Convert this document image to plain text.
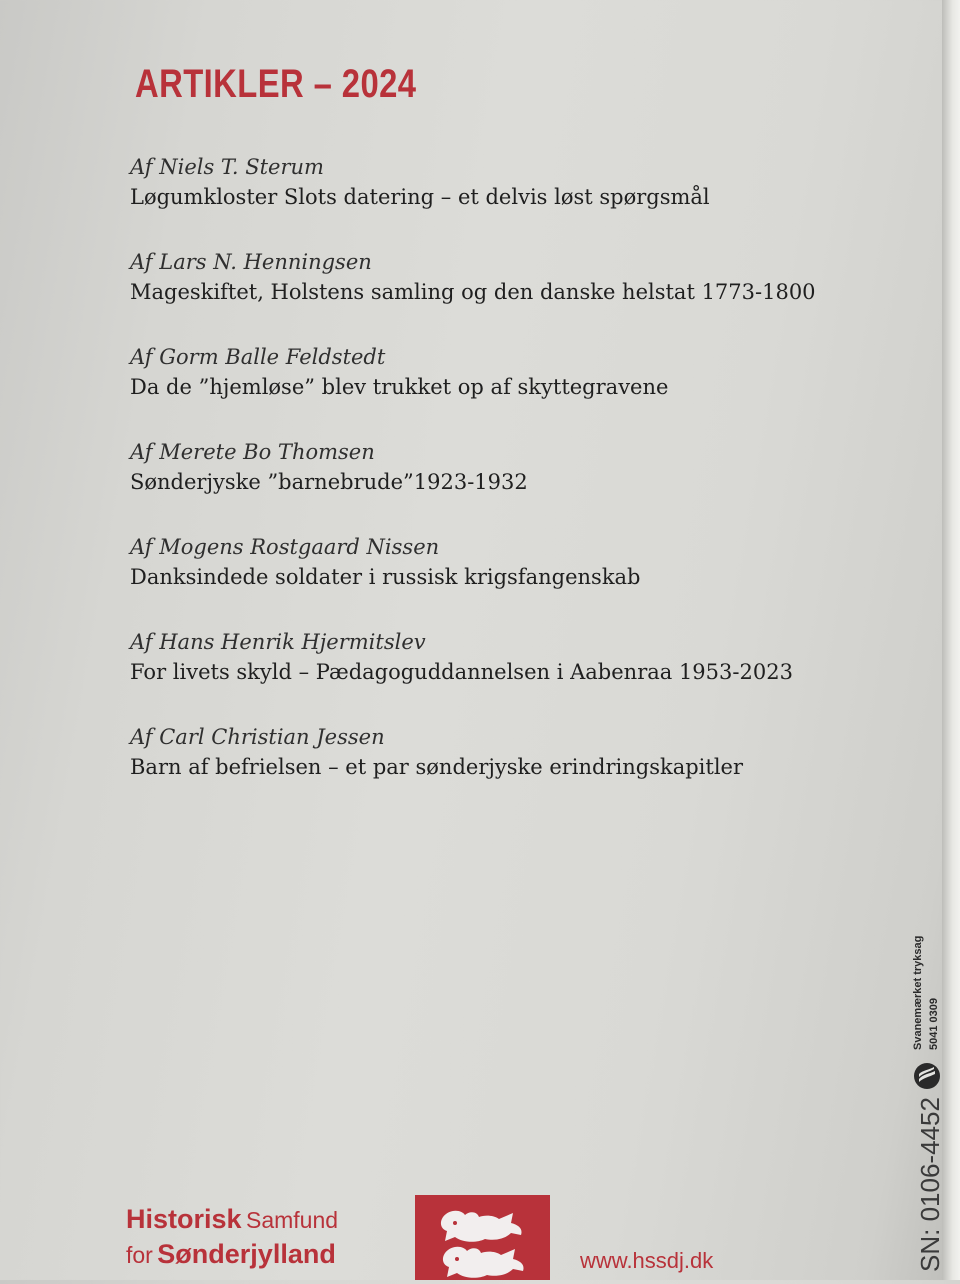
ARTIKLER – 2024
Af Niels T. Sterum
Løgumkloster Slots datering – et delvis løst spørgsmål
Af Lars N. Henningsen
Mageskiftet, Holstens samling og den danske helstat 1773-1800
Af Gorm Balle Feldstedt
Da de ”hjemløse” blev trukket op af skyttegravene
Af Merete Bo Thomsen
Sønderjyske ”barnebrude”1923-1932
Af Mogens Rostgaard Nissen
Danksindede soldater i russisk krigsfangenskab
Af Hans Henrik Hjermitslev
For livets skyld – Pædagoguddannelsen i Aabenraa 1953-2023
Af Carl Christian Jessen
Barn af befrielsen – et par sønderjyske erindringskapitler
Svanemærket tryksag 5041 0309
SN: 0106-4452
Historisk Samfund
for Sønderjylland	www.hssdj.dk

┄┄┄┄┄┄┄┄┄┄┄┄┄┄┄┄┄┄┄┄

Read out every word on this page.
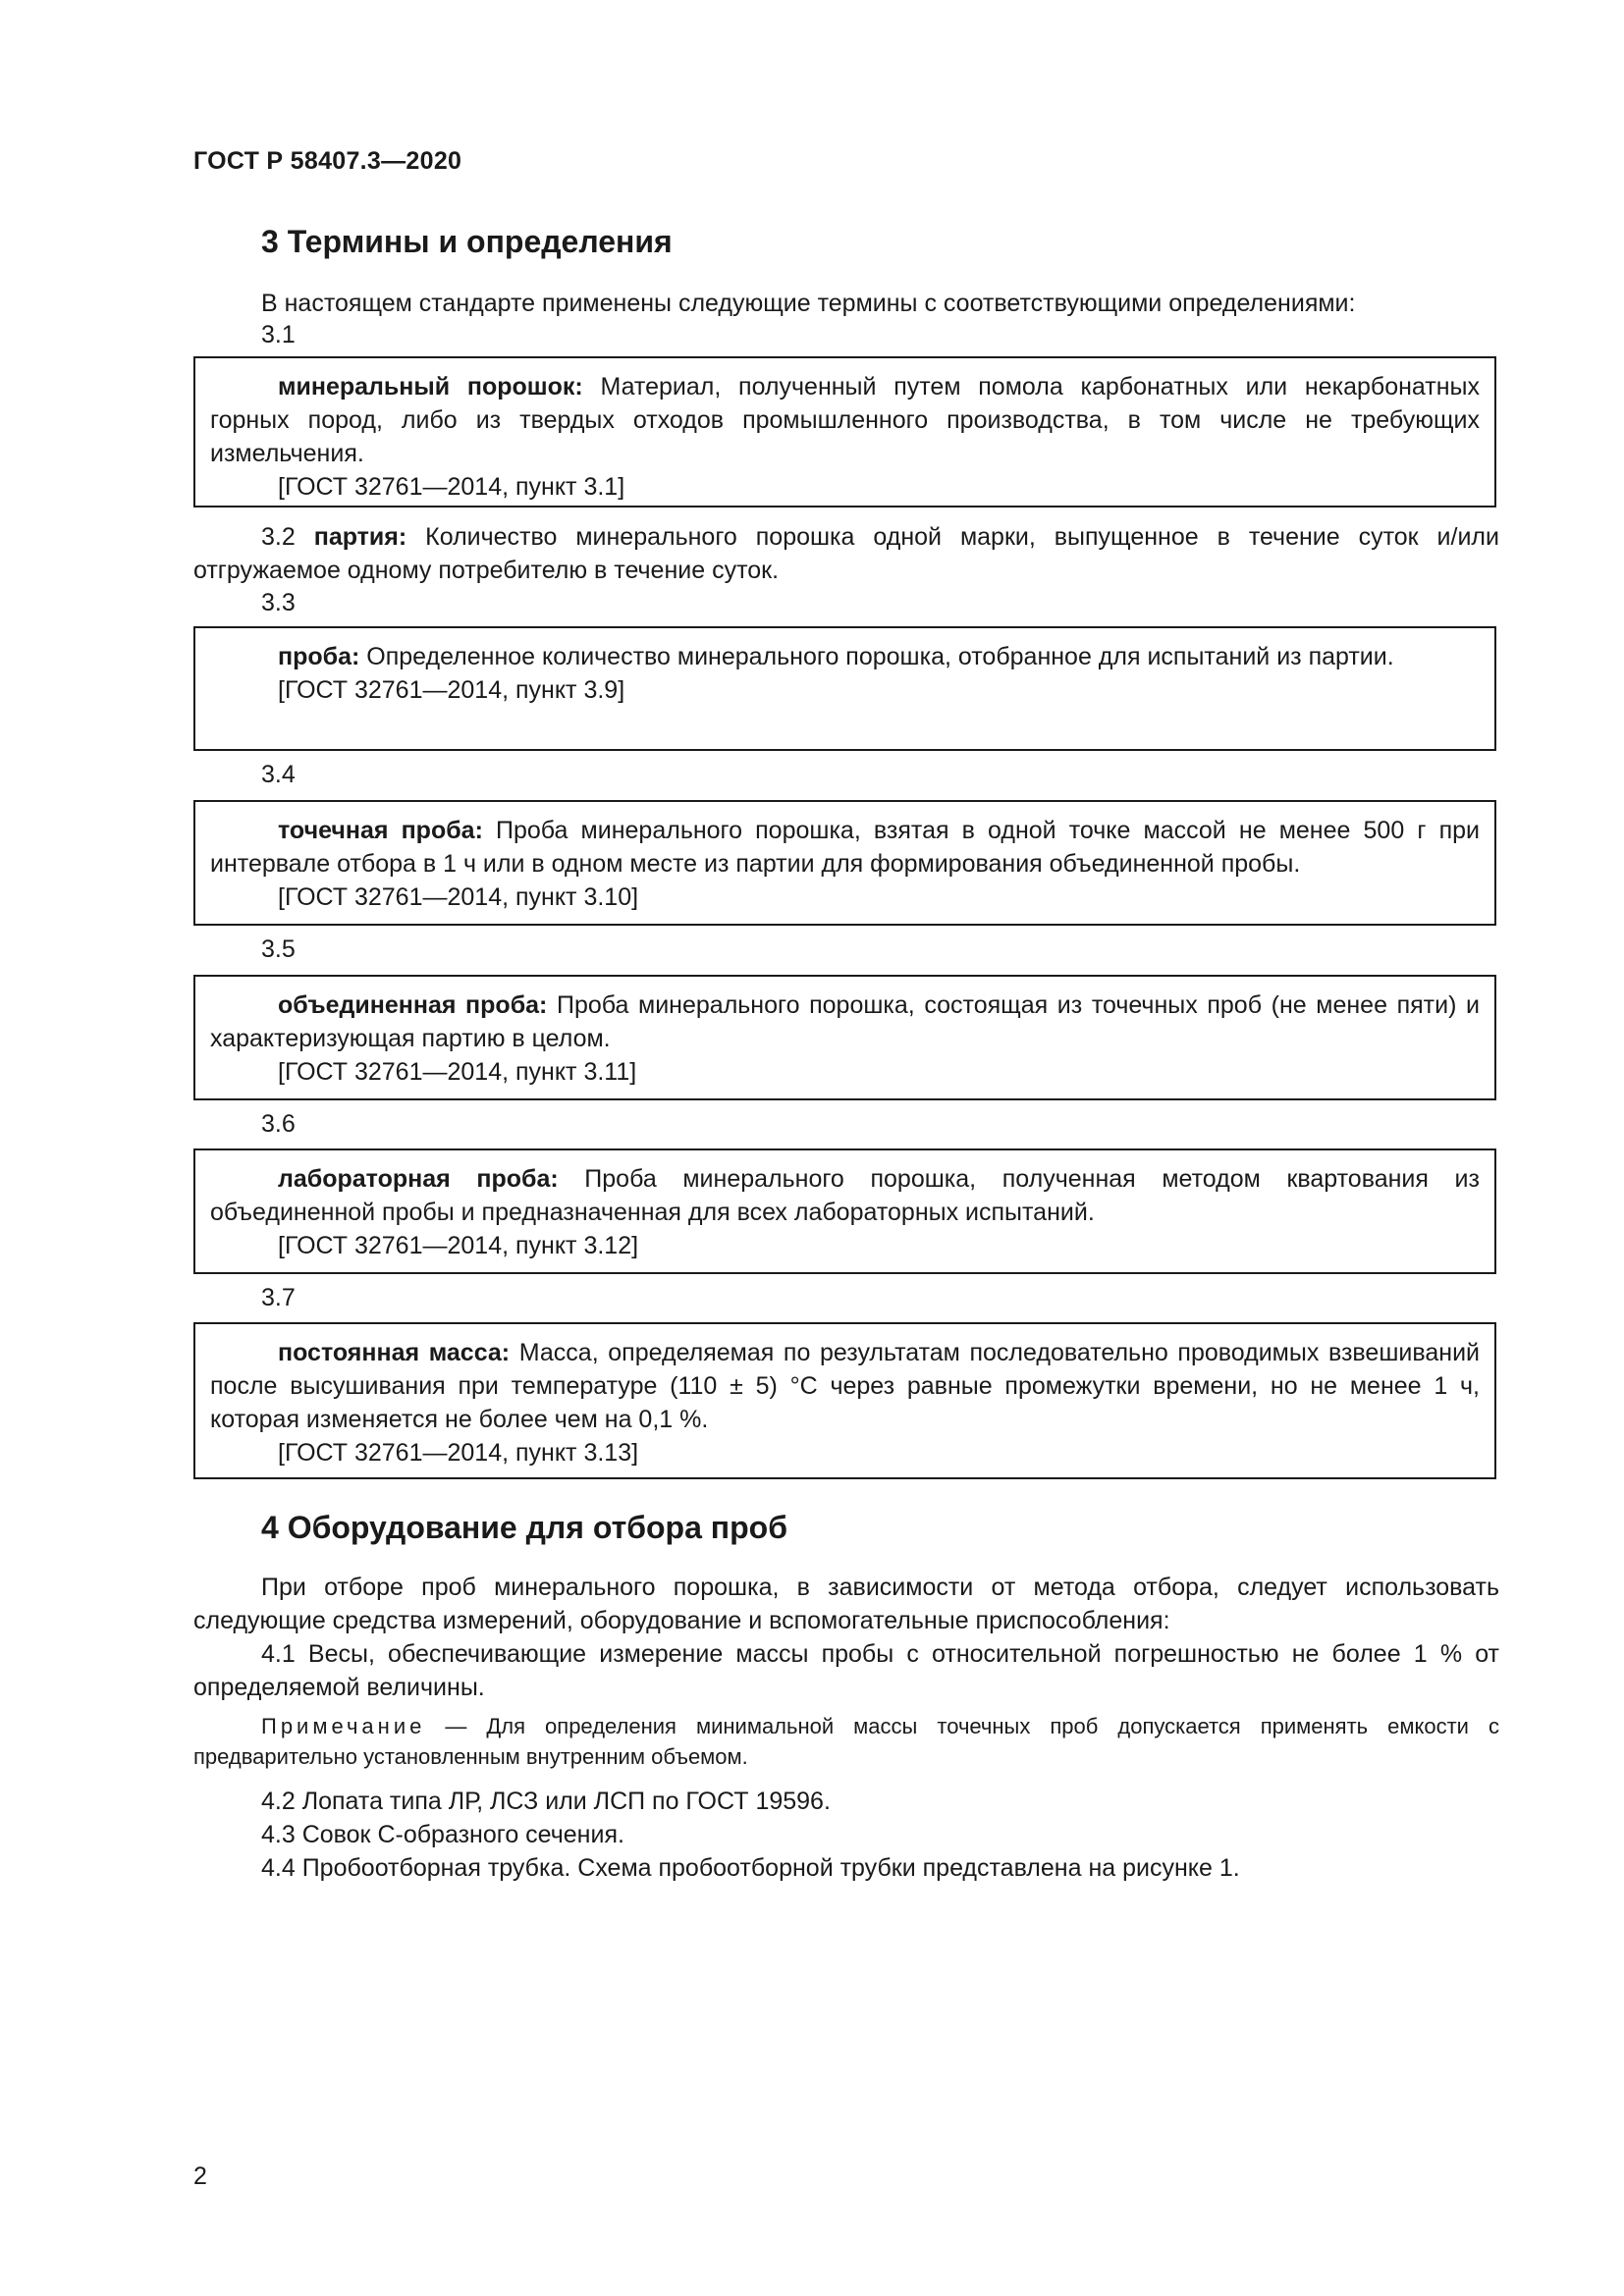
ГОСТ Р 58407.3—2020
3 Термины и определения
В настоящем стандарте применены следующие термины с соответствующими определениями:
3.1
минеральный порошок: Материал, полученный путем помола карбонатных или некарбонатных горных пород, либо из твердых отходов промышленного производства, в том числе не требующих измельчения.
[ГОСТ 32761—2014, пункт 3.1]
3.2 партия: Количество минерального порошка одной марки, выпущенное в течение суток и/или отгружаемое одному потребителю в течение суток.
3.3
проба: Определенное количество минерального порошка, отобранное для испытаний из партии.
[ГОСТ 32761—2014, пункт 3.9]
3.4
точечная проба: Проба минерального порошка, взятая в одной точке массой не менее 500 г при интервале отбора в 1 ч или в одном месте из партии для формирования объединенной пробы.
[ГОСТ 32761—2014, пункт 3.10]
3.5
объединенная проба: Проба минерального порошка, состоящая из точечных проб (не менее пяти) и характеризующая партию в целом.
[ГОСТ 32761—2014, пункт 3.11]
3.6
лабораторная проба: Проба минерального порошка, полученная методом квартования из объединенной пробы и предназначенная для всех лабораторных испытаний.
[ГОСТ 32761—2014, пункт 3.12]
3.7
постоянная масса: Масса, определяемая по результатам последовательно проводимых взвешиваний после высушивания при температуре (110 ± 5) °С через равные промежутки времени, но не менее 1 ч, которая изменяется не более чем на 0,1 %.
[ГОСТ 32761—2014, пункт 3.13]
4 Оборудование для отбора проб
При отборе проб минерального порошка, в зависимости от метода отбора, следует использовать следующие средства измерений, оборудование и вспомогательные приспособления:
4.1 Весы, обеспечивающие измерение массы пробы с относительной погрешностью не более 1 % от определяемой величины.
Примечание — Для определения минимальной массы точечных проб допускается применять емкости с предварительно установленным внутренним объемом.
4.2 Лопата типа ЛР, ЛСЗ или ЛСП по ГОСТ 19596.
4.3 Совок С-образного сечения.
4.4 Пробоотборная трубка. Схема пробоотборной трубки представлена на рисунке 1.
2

┄┄┄┄┄┄┄┄┄┄┄┄┄┄┄┄┄┄┄┄

* SHORT TASK *
Where a line of the material above holds the string "объединенной", copy that line.

* TASK RESULT *
точечная проба: Проба минерального порошка, взятая в одной точке массой не менее 500 г при интервале отбора в 1 ч или в одном месте из партии для формирования объединенной пробы.
лабораторная проба: Проба минерального порошка, полученная методом квартования из объединенной пробы и предназначенная для всех лабораторных испытаний.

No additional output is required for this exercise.